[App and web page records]
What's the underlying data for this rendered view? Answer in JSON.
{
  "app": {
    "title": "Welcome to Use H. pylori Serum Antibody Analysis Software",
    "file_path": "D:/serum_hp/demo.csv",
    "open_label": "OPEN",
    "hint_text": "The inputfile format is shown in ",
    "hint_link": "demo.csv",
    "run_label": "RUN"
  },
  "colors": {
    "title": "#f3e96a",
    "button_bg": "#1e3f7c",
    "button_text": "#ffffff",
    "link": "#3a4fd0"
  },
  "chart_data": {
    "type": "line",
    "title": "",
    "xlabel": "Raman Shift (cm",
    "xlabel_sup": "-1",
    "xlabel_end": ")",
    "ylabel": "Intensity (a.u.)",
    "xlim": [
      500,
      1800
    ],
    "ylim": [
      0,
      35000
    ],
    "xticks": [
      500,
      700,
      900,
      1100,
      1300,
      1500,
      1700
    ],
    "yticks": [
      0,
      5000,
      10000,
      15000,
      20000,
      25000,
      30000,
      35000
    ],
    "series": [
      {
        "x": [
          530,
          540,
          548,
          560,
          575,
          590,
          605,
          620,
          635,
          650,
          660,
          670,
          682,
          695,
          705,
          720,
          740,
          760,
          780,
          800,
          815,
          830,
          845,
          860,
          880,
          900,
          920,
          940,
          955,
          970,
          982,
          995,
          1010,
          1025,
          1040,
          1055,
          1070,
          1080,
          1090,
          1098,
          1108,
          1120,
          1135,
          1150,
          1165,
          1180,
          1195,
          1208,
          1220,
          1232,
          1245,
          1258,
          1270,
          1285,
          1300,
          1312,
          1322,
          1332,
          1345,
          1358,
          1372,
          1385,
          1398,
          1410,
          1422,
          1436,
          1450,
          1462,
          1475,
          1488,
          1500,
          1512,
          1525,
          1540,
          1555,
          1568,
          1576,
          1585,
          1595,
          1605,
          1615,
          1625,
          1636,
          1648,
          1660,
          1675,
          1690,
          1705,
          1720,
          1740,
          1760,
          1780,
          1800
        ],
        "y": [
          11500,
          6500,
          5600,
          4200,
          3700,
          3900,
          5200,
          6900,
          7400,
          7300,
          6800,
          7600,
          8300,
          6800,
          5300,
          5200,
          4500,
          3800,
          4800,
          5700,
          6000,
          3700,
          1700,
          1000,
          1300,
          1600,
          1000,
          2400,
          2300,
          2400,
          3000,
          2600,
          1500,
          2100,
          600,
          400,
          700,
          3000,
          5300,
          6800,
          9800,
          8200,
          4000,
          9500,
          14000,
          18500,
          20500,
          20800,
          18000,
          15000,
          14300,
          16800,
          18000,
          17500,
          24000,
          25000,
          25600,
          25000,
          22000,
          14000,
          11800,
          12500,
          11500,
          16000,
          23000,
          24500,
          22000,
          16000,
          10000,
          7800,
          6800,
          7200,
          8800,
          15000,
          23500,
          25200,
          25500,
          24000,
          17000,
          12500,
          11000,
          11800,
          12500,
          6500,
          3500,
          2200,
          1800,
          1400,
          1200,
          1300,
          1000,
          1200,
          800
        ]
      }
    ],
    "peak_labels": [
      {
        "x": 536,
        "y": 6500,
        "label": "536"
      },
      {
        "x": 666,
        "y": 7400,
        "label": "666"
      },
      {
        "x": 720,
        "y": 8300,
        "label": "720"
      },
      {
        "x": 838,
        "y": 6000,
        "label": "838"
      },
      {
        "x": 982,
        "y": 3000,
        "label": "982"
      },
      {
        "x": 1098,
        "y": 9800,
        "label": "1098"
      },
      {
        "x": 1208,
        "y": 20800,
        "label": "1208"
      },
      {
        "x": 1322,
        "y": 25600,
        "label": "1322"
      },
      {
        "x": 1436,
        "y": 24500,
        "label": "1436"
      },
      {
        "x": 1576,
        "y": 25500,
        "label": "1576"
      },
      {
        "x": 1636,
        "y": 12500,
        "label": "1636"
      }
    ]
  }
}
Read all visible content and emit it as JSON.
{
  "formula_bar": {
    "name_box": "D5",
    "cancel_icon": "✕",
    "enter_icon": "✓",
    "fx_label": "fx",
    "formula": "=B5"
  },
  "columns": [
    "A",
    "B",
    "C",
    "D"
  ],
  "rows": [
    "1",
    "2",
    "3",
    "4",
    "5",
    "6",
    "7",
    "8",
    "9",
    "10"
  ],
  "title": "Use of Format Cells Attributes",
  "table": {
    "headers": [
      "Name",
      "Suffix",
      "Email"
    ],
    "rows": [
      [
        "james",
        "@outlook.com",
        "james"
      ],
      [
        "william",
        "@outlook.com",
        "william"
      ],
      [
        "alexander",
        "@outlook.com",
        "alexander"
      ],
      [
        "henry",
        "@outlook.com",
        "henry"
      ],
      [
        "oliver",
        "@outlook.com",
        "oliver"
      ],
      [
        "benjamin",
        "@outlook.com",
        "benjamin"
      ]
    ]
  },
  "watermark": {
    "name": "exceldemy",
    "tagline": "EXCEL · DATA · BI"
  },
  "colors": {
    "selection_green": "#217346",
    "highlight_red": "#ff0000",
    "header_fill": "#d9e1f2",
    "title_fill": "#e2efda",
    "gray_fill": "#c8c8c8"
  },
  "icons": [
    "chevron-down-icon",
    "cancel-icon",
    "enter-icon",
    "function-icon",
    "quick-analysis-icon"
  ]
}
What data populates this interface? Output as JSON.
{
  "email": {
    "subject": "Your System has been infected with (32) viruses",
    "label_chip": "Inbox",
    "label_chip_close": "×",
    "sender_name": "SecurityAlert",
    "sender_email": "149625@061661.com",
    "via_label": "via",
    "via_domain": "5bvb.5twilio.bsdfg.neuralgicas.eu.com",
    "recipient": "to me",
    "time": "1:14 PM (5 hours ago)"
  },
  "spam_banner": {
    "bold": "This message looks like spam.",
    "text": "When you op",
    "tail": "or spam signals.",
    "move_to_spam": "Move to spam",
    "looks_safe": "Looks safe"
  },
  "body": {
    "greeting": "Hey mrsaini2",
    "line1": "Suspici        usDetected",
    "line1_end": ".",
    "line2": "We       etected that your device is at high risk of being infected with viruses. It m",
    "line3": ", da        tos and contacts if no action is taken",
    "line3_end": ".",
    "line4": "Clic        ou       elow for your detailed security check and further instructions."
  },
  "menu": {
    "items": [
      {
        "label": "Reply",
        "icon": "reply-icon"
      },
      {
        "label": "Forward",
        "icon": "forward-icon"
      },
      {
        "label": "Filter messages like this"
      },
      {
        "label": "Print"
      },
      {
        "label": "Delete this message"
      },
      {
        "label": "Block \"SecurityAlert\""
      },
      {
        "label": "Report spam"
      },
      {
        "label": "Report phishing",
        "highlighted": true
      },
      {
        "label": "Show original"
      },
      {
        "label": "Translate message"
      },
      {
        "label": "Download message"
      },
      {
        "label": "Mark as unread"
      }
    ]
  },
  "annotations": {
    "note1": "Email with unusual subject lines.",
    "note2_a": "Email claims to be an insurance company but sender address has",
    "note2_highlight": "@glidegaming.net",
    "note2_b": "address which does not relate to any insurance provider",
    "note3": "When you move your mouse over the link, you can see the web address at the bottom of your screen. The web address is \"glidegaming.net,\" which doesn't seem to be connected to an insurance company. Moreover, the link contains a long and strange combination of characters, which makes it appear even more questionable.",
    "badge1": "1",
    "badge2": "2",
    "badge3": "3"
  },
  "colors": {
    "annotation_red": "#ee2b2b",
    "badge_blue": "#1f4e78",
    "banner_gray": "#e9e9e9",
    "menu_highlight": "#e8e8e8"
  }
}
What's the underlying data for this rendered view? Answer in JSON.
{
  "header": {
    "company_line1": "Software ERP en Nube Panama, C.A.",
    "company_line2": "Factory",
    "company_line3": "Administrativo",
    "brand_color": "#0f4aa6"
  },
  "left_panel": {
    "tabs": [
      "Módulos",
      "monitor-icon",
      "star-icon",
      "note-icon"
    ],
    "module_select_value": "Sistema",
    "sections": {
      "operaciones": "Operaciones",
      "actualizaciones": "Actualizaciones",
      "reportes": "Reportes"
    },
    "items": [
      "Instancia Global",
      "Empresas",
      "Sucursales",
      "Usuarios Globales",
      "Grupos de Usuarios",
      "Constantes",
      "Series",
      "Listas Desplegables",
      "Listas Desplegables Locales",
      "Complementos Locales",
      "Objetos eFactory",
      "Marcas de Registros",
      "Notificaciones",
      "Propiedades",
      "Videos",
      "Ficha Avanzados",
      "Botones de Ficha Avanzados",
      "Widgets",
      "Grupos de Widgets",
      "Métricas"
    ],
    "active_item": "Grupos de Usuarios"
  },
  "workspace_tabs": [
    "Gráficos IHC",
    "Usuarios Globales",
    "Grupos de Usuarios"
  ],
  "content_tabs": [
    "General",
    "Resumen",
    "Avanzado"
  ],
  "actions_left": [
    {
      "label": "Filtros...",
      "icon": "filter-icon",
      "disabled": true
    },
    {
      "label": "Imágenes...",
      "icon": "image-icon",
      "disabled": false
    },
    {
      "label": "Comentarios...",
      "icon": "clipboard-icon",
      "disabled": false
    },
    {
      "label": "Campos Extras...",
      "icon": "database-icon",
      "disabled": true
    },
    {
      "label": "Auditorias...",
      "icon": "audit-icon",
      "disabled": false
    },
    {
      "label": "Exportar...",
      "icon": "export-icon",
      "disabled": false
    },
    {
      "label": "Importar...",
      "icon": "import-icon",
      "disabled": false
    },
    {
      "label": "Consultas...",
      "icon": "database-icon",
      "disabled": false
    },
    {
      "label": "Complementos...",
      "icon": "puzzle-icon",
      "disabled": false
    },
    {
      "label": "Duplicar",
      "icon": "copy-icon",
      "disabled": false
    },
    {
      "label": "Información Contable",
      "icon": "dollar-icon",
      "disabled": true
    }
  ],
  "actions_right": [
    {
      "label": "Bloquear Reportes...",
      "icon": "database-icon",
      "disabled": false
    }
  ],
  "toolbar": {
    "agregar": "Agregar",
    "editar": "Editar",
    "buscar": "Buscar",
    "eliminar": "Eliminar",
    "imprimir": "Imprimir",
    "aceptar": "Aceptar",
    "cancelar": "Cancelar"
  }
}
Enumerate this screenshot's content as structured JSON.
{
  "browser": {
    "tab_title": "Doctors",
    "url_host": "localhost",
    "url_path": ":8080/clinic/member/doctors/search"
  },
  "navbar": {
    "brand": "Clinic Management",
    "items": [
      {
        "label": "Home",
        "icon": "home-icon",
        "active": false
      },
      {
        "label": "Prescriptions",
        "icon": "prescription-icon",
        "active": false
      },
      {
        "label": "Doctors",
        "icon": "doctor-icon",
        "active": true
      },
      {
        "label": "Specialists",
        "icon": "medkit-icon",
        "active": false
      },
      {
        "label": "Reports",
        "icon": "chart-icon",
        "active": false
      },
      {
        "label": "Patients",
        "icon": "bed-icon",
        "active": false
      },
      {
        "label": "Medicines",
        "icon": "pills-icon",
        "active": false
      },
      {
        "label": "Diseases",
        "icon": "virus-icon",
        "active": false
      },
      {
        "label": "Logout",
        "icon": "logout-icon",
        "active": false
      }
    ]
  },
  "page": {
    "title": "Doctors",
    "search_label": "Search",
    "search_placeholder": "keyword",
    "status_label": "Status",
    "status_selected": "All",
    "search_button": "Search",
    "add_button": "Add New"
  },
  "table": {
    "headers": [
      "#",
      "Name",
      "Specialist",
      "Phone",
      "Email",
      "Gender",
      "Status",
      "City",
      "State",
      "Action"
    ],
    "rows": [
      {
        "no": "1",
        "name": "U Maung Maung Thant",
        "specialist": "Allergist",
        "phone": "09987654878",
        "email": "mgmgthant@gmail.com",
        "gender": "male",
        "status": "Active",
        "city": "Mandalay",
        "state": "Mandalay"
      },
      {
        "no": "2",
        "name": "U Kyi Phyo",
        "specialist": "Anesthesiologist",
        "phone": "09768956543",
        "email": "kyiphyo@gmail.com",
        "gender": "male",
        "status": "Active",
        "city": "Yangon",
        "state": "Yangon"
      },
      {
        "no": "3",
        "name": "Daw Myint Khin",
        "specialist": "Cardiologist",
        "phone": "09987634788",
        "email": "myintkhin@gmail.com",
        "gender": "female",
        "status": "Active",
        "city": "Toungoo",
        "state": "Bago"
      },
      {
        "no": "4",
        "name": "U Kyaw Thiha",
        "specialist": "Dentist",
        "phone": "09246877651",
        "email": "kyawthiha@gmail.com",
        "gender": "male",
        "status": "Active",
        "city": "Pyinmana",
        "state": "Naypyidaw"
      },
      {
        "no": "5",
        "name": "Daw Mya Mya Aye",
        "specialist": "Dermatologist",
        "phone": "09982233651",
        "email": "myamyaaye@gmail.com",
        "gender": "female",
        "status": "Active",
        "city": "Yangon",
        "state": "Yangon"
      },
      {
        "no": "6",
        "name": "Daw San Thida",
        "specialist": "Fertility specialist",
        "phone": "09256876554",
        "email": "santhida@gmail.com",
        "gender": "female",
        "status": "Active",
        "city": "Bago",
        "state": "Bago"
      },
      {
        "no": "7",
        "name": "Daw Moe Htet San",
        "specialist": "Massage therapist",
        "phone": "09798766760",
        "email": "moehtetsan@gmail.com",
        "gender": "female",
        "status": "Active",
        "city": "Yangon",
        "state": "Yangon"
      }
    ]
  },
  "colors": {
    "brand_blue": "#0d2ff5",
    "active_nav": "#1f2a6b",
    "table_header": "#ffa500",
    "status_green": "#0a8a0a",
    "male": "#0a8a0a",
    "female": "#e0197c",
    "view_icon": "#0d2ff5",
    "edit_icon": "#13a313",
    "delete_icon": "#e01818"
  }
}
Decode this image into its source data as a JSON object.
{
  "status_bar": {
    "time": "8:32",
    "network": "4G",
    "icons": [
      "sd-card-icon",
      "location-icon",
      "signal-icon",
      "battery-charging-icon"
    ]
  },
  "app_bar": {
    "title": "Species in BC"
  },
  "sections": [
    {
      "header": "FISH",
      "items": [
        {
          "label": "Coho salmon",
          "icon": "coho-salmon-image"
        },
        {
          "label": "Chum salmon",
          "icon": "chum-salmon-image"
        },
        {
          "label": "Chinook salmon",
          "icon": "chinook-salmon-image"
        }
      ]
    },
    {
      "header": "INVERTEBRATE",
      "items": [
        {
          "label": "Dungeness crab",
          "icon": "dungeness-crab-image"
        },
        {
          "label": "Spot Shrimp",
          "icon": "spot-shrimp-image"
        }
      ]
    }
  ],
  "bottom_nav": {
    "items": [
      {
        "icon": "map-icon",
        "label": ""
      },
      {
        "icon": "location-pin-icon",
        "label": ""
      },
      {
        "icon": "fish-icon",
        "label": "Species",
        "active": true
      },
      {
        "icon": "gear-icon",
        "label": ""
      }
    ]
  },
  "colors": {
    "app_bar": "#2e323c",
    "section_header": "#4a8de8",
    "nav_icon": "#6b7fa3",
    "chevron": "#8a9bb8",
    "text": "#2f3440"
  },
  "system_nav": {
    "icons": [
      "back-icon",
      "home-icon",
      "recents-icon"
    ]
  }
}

## Exercise aim
Could you state how many lines of the records contain "Locales"? Give the number and nothing else.

## Solution for this problem
2